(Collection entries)
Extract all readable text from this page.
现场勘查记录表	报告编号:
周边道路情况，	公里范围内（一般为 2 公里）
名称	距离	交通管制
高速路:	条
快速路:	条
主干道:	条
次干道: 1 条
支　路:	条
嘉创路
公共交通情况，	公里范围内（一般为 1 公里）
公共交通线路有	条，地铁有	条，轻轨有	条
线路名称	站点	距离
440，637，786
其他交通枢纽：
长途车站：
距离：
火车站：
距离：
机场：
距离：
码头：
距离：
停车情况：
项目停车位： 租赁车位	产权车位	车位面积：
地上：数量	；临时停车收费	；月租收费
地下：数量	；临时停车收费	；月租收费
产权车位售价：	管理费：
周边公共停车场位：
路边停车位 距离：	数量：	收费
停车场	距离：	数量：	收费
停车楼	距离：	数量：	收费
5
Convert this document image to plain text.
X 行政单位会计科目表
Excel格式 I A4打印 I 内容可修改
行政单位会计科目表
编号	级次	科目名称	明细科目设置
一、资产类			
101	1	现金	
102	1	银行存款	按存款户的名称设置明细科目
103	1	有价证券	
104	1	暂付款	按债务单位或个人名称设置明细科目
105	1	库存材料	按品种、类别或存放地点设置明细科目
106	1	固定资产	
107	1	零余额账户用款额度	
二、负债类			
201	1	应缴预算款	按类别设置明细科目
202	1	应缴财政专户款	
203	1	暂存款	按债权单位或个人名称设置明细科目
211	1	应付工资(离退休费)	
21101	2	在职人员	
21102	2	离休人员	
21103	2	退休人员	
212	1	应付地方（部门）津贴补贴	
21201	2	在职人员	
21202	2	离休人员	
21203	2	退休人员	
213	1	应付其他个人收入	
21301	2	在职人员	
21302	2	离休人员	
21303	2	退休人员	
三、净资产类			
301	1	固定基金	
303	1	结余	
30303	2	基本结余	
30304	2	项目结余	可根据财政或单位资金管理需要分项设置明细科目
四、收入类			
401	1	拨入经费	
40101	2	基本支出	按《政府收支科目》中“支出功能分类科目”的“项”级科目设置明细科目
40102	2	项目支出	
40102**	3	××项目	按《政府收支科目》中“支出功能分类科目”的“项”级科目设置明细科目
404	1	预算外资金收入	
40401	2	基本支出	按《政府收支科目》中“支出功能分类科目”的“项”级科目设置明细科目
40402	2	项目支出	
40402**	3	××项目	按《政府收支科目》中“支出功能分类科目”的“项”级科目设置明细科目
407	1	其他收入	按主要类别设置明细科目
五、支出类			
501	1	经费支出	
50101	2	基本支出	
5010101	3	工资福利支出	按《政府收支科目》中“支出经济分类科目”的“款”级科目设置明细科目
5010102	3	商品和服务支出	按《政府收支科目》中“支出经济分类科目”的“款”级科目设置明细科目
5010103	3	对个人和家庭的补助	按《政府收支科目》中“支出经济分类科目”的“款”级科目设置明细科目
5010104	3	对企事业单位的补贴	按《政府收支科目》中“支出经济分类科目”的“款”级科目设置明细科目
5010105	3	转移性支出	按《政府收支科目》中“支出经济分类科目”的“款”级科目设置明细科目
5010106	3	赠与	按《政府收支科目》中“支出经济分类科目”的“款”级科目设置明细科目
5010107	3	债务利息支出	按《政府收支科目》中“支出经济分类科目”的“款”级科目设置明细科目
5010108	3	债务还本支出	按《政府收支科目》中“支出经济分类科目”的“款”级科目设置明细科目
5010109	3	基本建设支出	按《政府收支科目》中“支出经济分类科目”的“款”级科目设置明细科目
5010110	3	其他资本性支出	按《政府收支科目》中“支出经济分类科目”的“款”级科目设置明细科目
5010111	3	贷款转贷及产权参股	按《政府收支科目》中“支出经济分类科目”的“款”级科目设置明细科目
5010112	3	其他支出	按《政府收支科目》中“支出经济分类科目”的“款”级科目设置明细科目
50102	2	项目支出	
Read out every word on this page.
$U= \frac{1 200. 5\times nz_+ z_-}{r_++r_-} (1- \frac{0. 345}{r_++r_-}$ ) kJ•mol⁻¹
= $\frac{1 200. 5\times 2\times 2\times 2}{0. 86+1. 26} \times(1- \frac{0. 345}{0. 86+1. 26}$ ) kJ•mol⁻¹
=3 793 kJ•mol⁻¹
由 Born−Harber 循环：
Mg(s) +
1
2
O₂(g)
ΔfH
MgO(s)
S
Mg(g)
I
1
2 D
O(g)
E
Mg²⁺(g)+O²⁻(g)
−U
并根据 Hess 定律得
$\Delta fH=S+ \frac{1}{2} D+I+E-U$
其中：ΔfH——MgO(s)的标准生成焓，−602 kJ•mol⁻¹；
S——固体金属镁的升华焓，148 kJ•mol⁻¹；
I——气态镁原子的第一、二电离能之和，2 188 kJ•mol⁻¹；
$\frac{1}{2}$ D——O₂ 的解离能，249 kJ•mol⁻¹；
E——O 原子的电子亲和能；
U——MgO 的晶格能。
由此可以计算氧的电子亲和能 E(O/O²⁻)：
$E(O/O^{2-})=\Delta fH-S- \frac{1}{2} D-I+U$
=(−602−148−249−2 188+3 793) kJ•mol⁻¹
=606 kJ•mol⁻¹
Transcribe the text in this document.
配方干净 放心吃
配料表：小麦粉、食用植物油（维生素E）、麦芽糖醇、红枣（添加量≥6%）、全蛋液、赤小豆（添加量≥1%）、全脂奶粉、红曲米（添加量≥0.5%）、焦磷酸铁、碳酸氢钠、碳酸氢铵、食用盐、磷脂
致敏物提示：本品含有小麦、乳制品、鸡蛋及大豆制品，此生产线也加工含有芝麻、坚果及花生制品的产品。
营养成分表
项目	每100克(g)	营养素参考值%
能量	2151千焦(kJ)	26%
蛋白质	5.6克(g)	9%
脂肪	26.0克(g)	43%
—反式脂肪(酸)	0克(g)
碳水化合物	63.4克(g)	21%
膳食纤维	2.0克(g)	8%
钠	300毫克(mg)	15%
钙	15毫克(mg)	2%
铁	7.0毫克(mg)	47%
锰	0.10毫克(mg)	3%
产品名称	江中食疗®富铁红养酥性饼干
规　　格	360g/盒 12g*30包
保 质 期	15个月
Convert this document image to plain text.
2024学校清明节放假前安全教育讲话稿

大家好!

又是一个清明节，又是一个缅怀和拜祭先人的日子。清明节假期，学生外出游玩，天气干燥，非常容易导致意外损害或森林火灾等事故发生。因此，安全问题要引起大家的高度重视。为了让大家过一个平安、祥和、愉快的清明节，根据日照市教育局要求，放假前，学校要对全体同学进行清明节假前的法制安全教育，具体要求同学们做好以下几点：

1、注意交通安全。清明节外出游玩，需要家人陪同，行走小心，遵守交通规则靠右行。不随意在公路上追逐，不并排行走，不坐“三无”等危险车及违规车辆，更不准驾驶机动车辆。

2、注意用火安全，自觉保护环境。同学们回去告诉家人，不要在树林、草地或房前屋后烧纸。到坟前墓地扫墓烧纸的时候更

** Problem description **
Look through the material above and pick out each line holding the word "page".

** Output of the task **
Extract all readable text from this page.
Read out every word on this page.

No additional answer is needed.